» **Records for the task**:
:::::

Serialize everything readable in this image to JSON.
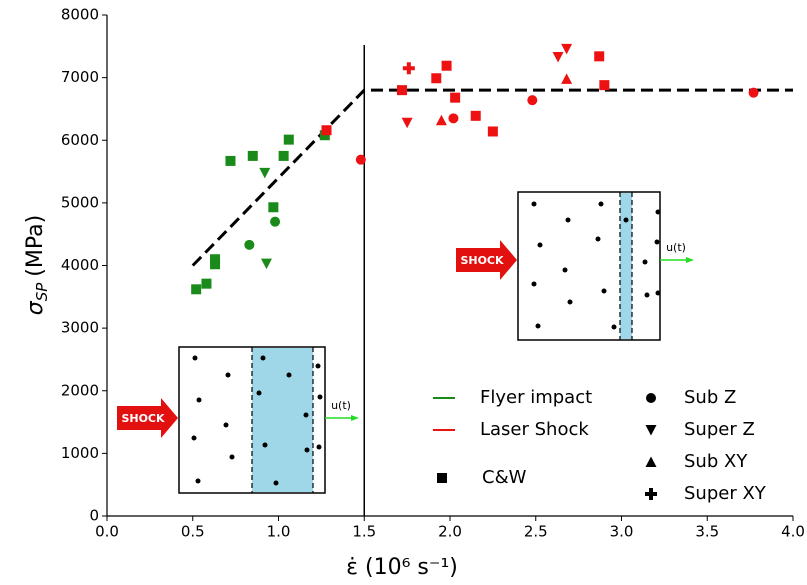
{
  "chart_data": {
    "type": "scatter",
    "x_label": "ε̇ (10⁶ s⁻¹)",
    "y_label": {
      "symbol": "σ",
      "subscript": "SP",
      "unit": "(MPa)"
    },
    "xlim": [
      0,
      4.0
    ],
    "ylim": [
      0,
      8000
    ],
    "xticks": [
      {
        "value": 0,
        "label": "0.0"
      },
      {
        "value": 0.5,
        "label": "0.5"
      },
      {
        "value": 1,
        "label": "1.0"
      },
      {
        "value": 1.5,
        "label": "1.5"
      },
      {
        "value": 2,
        "label": "2.0"
      },
      {
        "value": 2.5,
        "label": "2.5"
      },
      {
        "value": 3,
        "label": "3.0"
      },
      {
        "value": 3.5,
        "label": "3.5"
      },
      {
        "value": 4,
        "label": "4.0"
      }
    ],
    "yticks": [
      0,
      1000,
      2000,
      3000,
      4000,
      5000,
      6000,
      7000,
      8000
    ],
    "series": [
      {
        "color": "#1a8a1a",
        "marker": "square",
        "x": [
          0.52,
          0.58,
          0.63,
          0.63,
          0.72,
          0.85,
          0.97,
          1.03,
          1.06,
          1.27
        ],
        "values": [
          3620,
          3710,
          4020,
          4100,
          5670,
          5750,
          4930,
          5750,
          6010,
          6080
        ]
      },
      {
        "color": "#1a8a1a",
        "marker": "circle",
        "x": [
          0.83,
          0.98
        ],
        "values": [
          4330,
          4700
        ]
      },
      {
        "color": "#1a8a1a",
        "marker": "triangle-down",
        "x": [
          0.92,
          0.93
        ],
        "values": [
          5480,
          4030
        ]
      },
      {
        "color": "#ee1111",
        "marker": "square",
        "x": [
          1.28,
          1.72,
          1.92,
          1.98,
          2.03,
          2.15,
          2.25,
          2.87,
          2.9
        ],
        "values": [
          6160,
          6800,
          6990,
          7190,
          6680,
          6390,
          6140,
          7340,
          6880
        ]
      },
      {
        "color": "#ee1111",
        "marker": "circle",
        "x": [
          1.48,
          2.02,
          2.48,
          3.77
        ],
        "values": [
          5690,
          6350,
          6640,
          6760
        ]
      },
      {
        "color": "#ee1111",
        "marker": "triangle-down",
        "x": [
          1.75,
          2.63,
          2.68
        ],
        "values": [
          6280,
          7330,
          7460
        ]
      },
      {
        "color": "#ee1111",
        "marker": "triangle-up",
        "x": [
          1.95,
          2.68
        ],
        "values": [
          6320,
          6980
        ]
      },
      {
        "color": "#ee1111",
        "marker": "plus",
        "x": [
          1.76
        ],
        "values": [
          7150
        ]
      }
    ],
    "lines": [
      {
        "x": [
          0.5,
          1.5,
          4.0
        ],
        "values": [
          4000,
          6800,
          6800
        ],
        "color": "#000000",
        "style": "dashed"
      },
      {
        "x": [
          1.5,
          1.5
        ],
        "values": [
          0,
          7520
        ],
        "color": "#000000",
        "style": "solid"
      }
    ],
    "legend": {
      "colors": [
        {
          "name": "Flyer impact",
          "color": "#1a8a1a"
        },
        {
          "name": "Laser Shock",
          "color": "#ee1111"
        }
      ],
      "markers": [
        {
          "name": "C&W",
          "marker": "square"
        },
        {
          "name": "Sub Z",
          "marker": "circle"
        },
        {
          "name": "Super Z",
          "marker": "triangle-down"
        },
        {
          "name": "Sub XY",
          "marker": "triangle-up"
        },
        {
          "name": "Super XY",
          "marker": "plus"
        }
      ]
    },
    "insets": [
      {
        "arrow_label": "SHOCK",
        "velocity_label": "u(t)"
      },
      {
        "arrow_label": "SHOCK",
        "velocity_label": "u(t)"
      }
    ]
  }
}
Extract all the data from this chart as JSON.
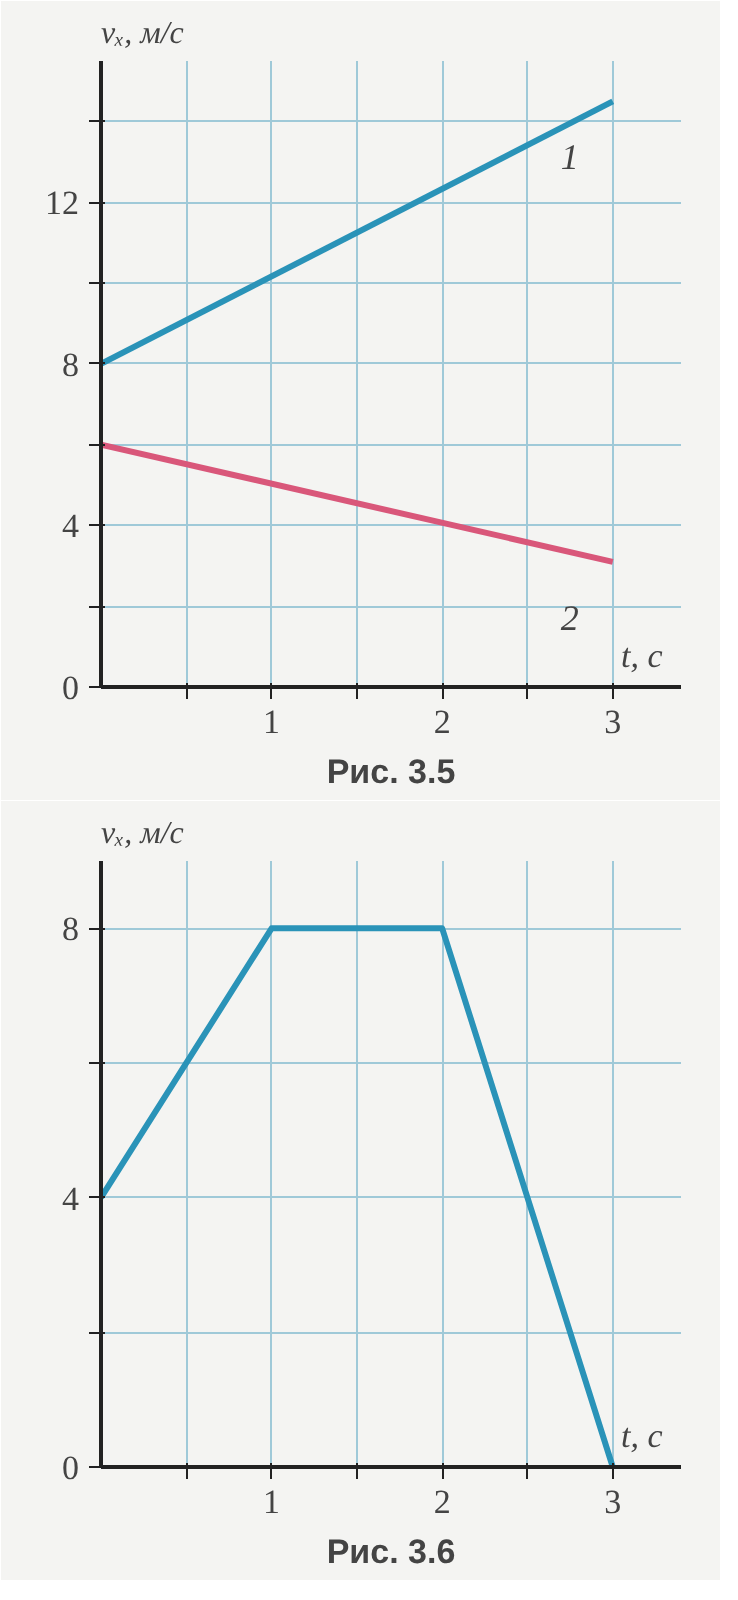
{
  "chart_data": [
    {
      "type": "line",
      "title": "Рис. 3.5",
      "xlabel": "t, с",
      "ylabel": "vₓ, м/с",
      "x": [
        0,
        3
      ],
      "series": [
        {
          "name": "1",
          "color": "#2a93b8",
          "values": [
            8,
            14.5
          ]
        },
        {
          "name": "2",
          "color": "#d9577a",
          "values": [
            6,
            3.1
          ]
        }
      ],
      "xlim": [
        0,
        3.4
      ],
      "ylim": [
        0,
        15.5
      ],
      "xticks": [
        {
          "value": 0.5,
          "label": null
        },
        1,
        {
          "value": 1.5,
          "label": null
        },
        2,
        {
          "value": 2.5,
          "label": null
        },
        3
      ],
      "yticks": [
        0,
        {
          "value": 2,
          "label": null
        },
        4,
        {
          "value": 6,
          "label": null
        },
        8,
        {
          "value": 10,
          "label": null
        },
        12,
        {
          "value": 14,
          "label": null
        }
      ],
      "grid": true,
      "legend": false,
      "marker": "none",
      "line_style": "solid"
    },
    {
      "type": "line",
      "title": "Рис. 3.6",
      "xlabel": "t, с",
      "ylabel": "vₓ, м/с",
      "x": [
        0,
        1,
        2,
        3
      ],
      "series": [
        {
          "color": "#2a93b8",
          "values": [
            4,
            8,
            8,
            0
          ]
        }
      ],
      "xlim": [
        0,
        3.4
      ],
      "ylim": [
        0,
        9
      ],
      "xticks": [
        {
          "value": 0.5,
          "label": null
        },
        1,
        {
          "value": 1.5,
          "label": null
        },
        2,
        {
          "value": 2.5,
          "label": null
        },
        3
      ],
      "yticks": [
        0,
        {
          "value": 2,
          "label": null
        },
        4,
        {
          "value": 6,
          "label": null
        },
        8
      ],
      "grid": true,
      "legend": false,
      "marker": "none",
      "line_style": "solid"
    }
  ]
}
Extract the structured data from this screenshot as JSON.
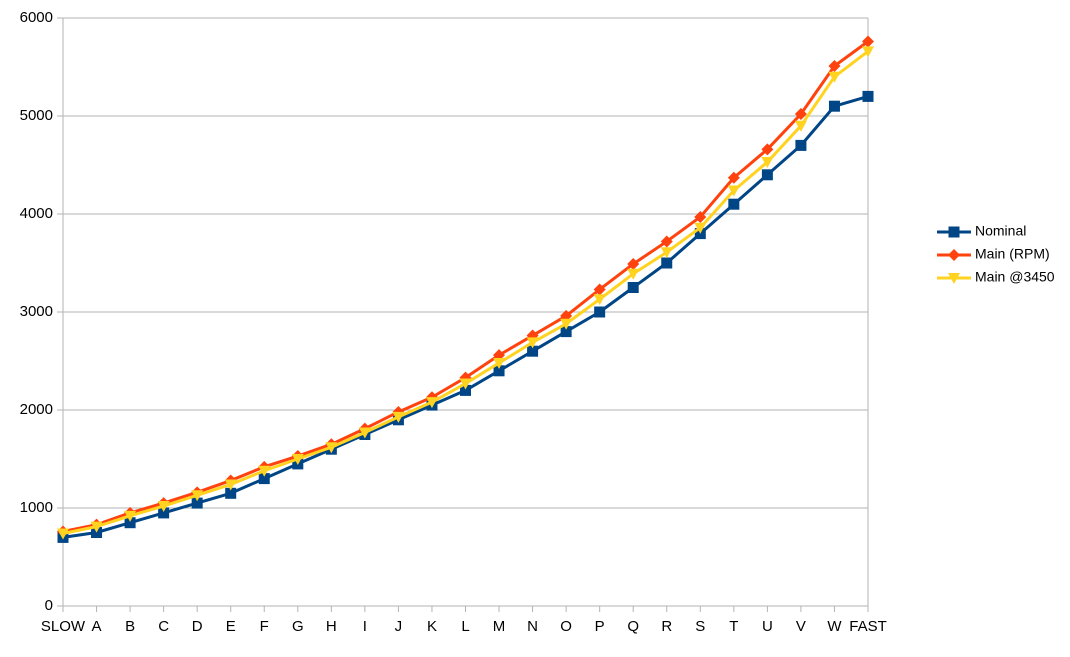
{
  "chart_data": {
    "type": "line",
    "categories": [
      "SLOW",
      "A",
      "B",
      "C",
      "D",
      "E",
      "F",
      "G",
      "H",
      "I",
      "J",
      "K",
      "L",
      "M",
      "N",
      "O",
      "P",
      "Q",
      "R",
      "S",
      "T",
      "U",
      "V",
      "W",
      "FAST"
    ],
    "series": [
      {
        "name": "Nominal",
        "color": "#004586",
        "values": [
          700,
          750,
          850,
          950,
          1050,
          1150,
          1300,
          1450,
          1600,
          1750,
          1900,
          2050,
          2200,
          2400,
          2600,
          2800,
          3000,
          3250,
          3500,
          3800,
          4100,
          4400,
          4700,
          5100,
          5200
        ]
      },
      {
        "name": "Main (RPM)",
        "color": "#ff420e",
        "values": [
          760,
          830,
          950,
          1050,
          1160,
          1280,
          1420,
          1530,
          1650,
          1810,
          1980,
          2130,
          2330,
          2560,
          2760,
          2960,
          3230,
          3490,
          3720,
          3970,
          4370,
          4660,
          5020,
          5510,
          5760
        ]
      },
      {
        "name": "Main @3450",
        "color": "#ffd320",
        "values": [
          740,
          810,
          920,
          1020,
          1130,
          1240,
          1380,
          1500,
          1620,
          1770,
          1930,
          2080,
          2270,
          2480,
          2690,
          2880,
          3130,
          3390,
          3610,
          3860,
          4240,
          4530,
          4900,
          5400,
          5660
        ]
      }
    ],
    "ylim": [
      0,
      6000
    ],
    "yticks": [
      0,
      1000,
      2000,
      3000,
      4000,
      5000,
      6000
    ],
    "grid": true,
    "legend": "right"
  }
}
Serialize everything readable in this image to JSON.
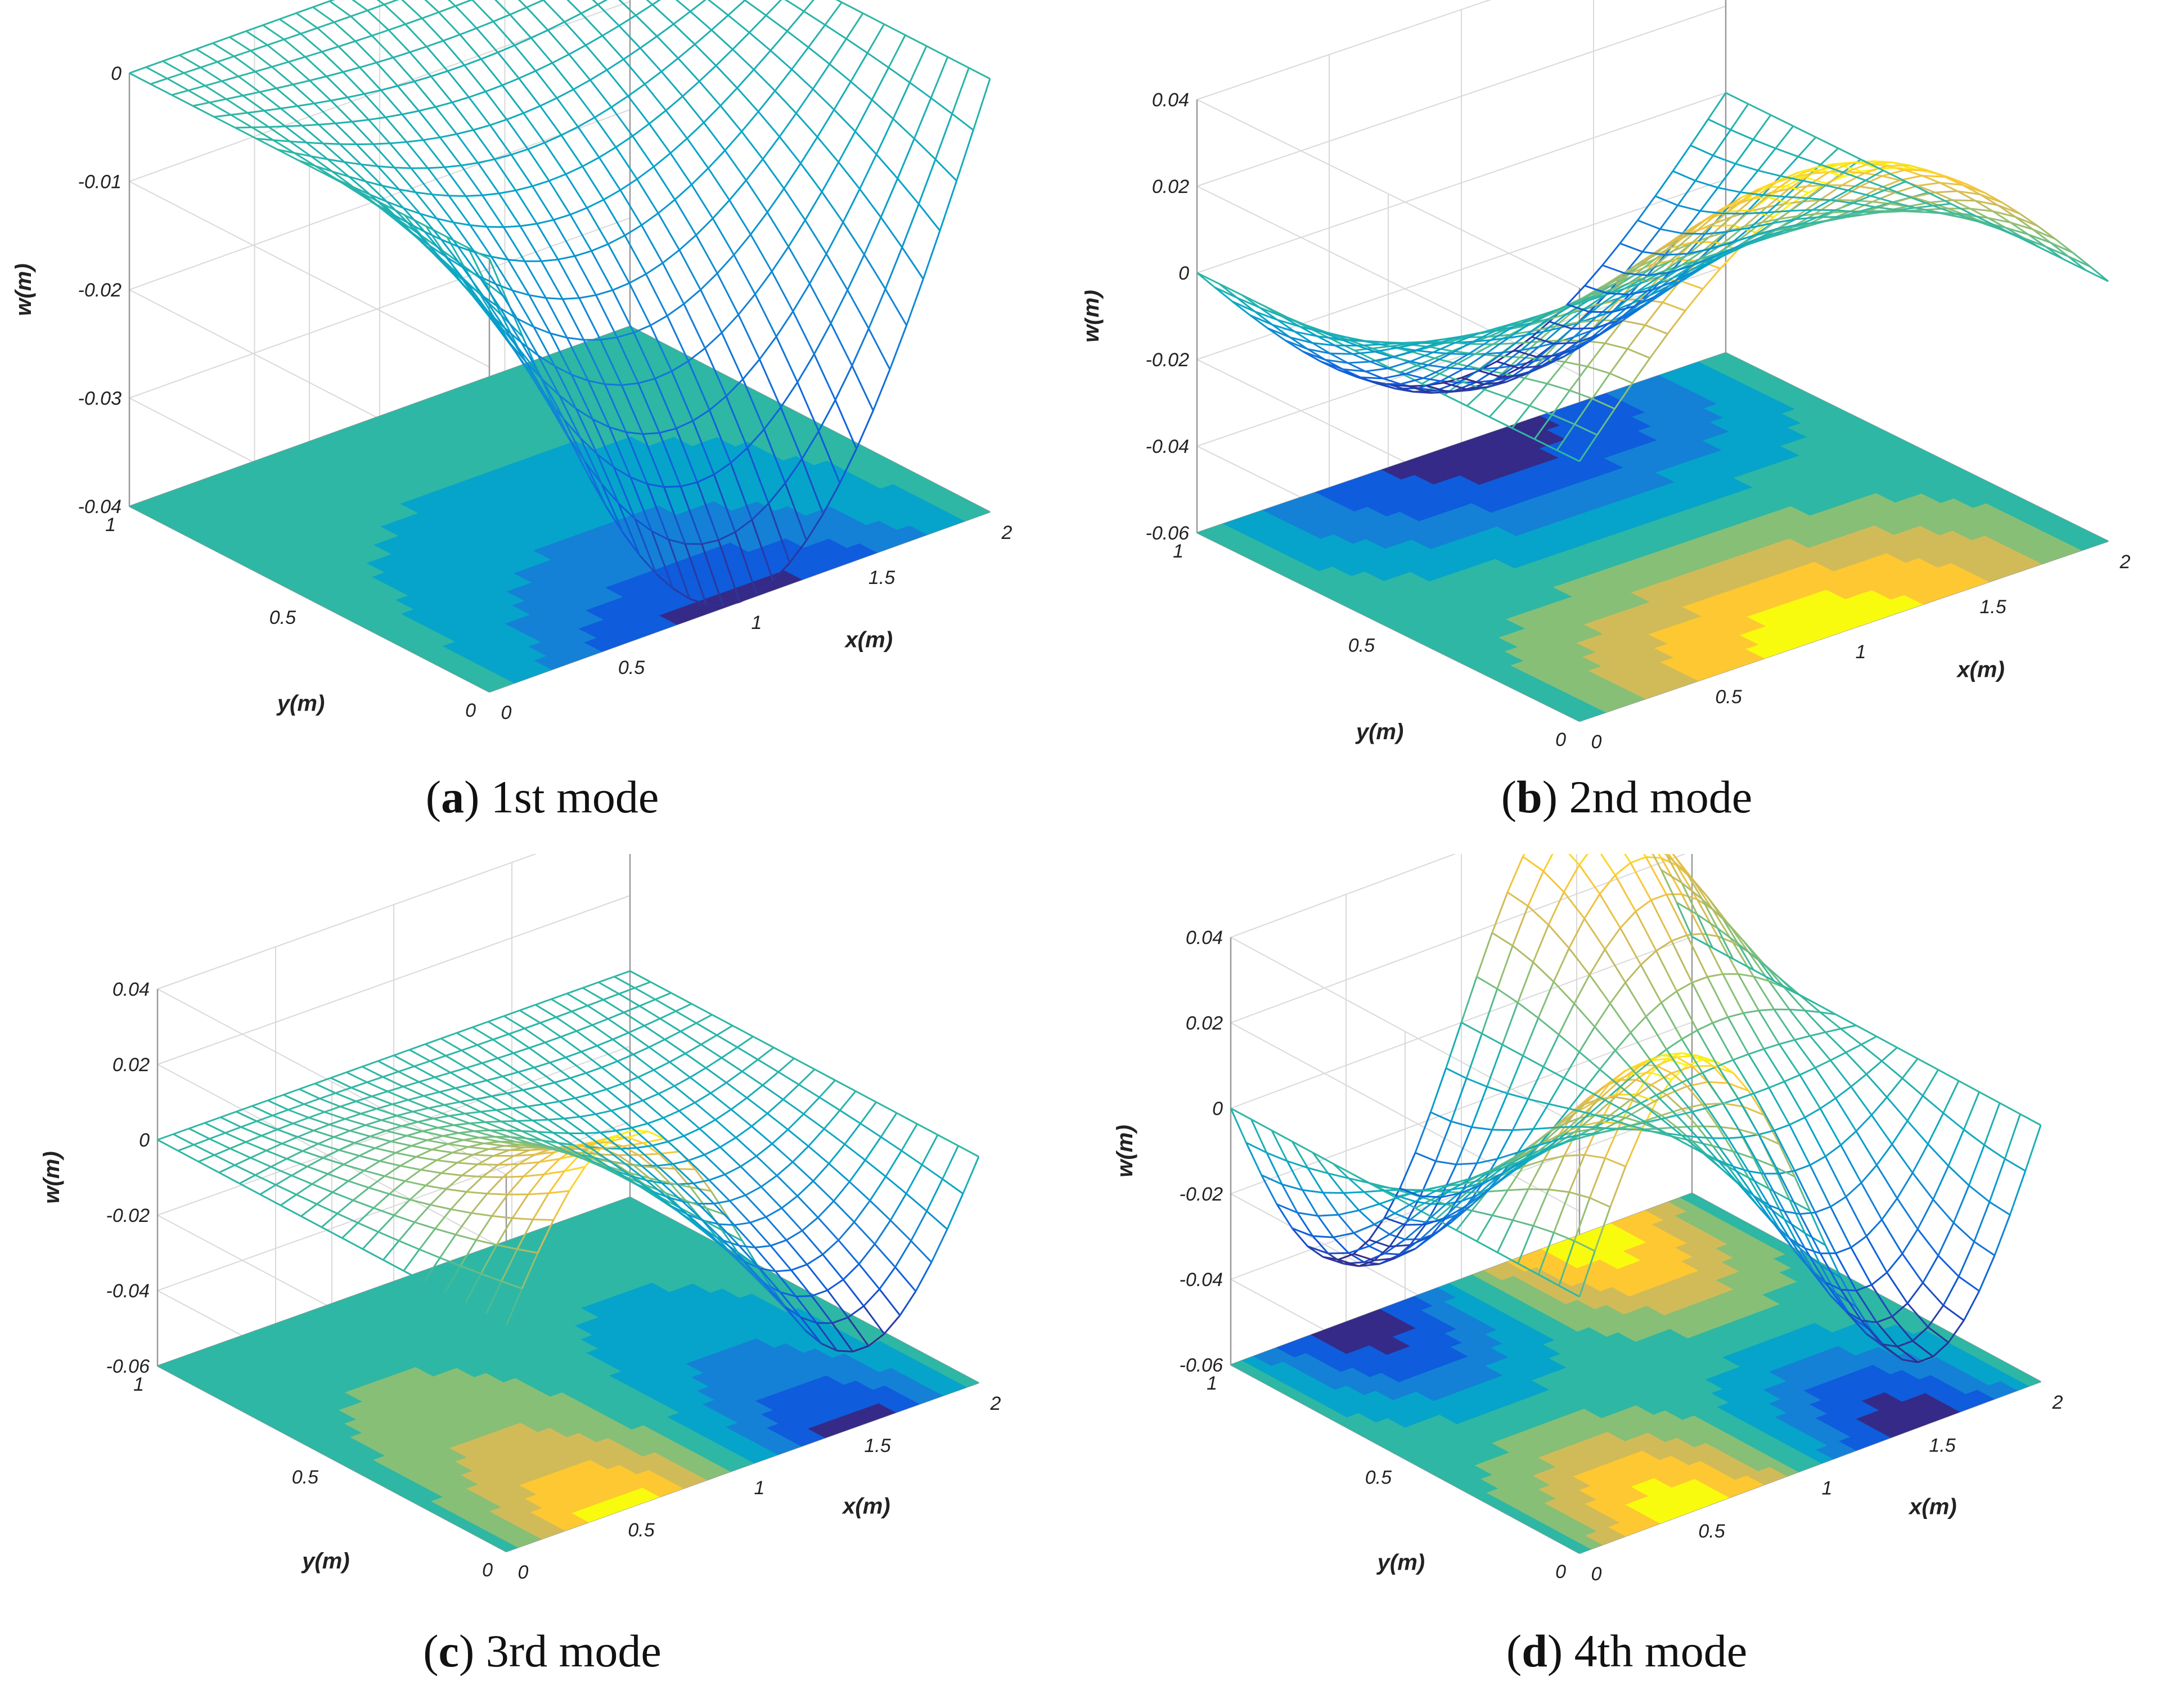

:::::

» **What is asked**:
In the listing, find every line containing the word "name" and list it.

» **Exercise response**:
          "name": "Flyer impact",
          "name": "Laser Shock",
          "name": "C&W",
          "name": "Sub Z",
          "name": "Super Z",
          "name": "Sub XY",
          "name": "Super XY",
          "name": "1",
          "name": "2",
        "name": "Nominal",
        "name": "Main (RPM)",
        "name": "Main @3450",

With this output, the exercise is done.